Exercise instructions: Reproduce every entry exactly.

==============================

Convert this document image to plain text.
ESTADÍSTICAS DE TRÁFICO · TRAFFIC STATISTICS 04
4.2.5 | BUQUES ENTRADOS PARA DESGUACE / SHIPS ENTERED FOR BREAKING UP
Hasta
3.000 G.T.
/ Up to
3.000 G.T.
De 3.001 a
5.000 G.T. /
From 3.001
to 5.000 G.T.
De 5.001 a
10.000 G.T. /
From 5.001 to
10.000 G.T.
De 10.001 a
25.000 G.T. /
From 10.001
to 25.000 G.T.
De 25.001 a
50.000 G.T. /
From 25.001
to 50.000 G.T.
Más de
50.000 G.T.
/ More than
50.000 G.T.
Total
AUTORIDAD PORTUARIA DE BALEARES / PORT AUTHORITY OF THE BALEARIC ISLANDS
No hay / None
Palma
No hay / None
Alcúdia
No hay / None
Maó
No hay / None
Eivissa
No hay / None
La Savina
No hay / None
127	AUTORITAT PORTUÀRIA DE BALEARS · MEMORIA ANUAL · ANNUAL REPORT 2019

==============================

Written solution:
Convert this document image to plain text.
ESTADÍSTICAS DE TRÁFICO · TRAFFIC STATISTICS 04
4.2.5 | BUQUES ENTRADOS PARA DESGUACE / SHIPS ENTERED FOR BREAKING UP
Hasta
3.000 G.T.
/ Up to
3.000 G.T.
De 3.001 a
5.000 G.T. /
From 3.001
to 5.000 G.T.
De 5.001 a
10.000 G.T. /
From 5.001 to
10.000 G.T.
De 10.001 a
25.000 G.T. /
From 10.001
to 25.000 G.T.
De 25.001 a
50.000 G.T. /
From 25.001
to 50.000 G.T.
Más de
50.000 G.T.
/ More than
50.000 G.T.
Total
AUTORIDAD PORTUARIA DE BALEARES / PORT AUTHORITY OF THE BALEARIC ISLANDS
No hay / None
Palma
No hay / None
Alcúdia
No hay / None
Maó
No hay / None
Eivissa
No hay / None
La Savina
No hay / None
127	AUTORITAT PORTUÀRIA DE BALEARS · MEMORIA ANUAL · ANNUAL REPORT 2019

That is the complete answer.